### DO THIS:
Report the count of lines below in which the string "výsledky" occurs; include nothing else.

### TASK INPUT:

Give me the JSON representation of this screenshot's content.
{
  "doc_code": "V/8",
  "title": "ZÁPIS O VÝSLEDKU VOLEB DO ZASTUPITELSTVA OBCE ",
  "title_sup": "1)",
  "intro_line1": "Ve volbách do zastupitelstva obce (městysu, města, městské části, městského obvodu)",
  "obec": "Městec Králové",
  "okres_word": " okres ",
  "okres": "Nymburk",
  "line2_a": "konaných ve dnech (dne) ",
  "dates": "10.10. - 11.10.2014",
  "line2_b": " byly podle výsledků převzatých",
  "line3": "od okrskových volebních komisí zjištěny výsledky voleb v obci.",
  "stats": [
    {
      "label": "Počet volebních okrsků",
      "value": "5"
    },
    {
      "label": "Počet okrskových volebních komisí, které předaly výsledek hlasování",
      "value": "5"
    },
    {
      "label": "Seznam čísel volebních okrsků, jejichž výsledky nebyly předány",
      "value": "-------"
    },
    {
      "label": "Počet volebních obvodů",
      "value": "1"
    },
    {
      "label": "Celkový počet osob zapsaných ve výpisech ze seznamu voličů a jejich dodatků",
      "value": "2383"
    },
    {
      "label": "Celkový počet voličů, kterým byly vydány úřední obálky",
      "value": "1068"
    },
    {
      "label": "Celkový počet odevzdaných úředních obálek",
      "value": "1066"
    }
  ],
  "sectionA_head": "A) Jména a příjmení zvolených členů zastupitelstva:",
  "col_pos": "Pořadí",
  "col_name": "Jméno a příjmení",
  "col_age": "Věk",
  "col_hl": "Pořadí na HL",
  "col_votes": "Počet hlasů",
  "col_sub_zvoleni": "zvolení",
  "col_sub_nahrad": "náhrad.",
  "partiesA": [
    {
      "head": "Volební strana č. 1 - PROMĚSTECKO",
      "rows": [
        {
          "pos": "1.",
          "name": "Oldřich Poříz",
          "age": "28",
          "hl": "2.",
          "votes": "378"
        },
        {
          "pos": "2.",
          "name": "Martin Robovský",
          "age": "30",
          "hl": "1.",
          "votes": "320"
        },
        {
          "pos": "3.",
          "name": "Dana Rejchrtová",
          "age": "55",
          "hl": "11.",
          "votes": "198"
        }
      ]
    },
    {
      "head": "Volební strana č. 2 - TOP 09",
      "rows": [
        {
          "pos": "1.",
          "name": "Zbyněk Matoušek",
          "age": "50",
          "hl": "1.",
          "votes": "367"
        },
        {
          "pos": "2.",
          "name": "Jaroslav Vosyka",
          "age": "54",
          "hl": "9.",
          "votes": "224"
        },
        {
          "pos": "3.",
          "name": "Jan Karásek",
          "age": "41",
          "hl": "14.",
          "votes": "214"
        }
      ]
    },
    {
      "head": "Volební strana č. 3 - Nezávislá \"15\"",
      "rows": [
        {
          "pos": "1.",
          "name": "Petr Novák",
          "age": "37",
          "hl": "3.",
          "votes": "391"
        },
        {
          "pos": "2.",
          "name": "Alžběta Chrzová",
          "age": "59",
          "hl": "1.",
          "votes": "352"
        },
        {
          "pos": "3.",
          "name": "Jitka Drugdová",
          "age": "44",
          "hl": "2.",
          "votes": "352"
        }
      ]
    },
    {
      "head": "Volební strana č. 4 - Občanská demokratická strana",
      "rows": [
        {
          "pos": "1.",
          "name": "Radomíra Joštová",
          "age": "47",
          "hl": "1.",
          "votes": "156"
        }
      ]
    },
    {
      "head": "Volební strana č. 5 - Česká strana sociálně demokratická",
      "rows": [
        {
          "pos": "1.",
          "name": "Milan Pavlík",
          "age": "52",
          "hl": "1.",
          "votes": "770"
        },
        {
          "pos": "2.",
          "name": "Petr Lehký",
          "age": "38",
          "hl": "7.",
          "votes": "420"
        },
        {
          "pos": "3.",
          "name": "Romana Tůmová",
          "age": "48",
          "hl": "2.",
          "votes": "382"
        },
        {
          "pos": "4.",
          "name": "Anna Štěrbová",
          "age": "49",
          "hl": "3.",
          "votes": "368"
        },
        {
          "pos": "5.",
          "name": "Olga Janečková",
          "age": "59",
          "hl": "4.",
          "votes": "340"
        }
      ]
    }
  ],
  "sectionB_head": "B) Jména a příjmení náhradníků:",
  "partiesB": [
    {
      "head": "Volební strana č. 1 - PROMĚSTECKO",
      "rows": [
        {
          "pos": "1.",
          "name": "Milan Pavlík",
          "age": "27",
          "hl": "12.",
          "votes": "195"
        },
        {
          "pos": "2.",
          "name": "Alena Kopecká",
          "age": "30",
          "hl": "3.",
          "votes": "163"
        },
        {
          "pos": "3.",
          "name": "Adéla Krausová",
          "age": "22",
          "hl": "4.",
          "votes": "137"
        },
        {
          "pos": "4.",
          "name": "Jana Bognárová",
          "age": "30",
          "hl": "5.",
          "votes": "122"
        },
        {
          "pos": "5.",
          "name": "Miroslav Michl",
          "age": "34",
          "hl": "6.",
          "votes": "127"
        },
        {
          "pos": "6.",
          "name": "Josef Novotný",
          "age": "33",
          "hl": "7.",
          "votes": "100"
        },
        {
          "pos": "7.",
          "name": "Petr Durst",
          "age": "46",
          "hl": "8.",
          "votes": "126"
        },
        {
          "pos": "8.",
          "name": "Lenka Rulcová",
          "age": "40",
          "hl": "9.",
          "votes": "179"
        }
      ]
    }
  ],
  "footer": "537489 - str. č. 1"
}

### TASK SOLUTION:
2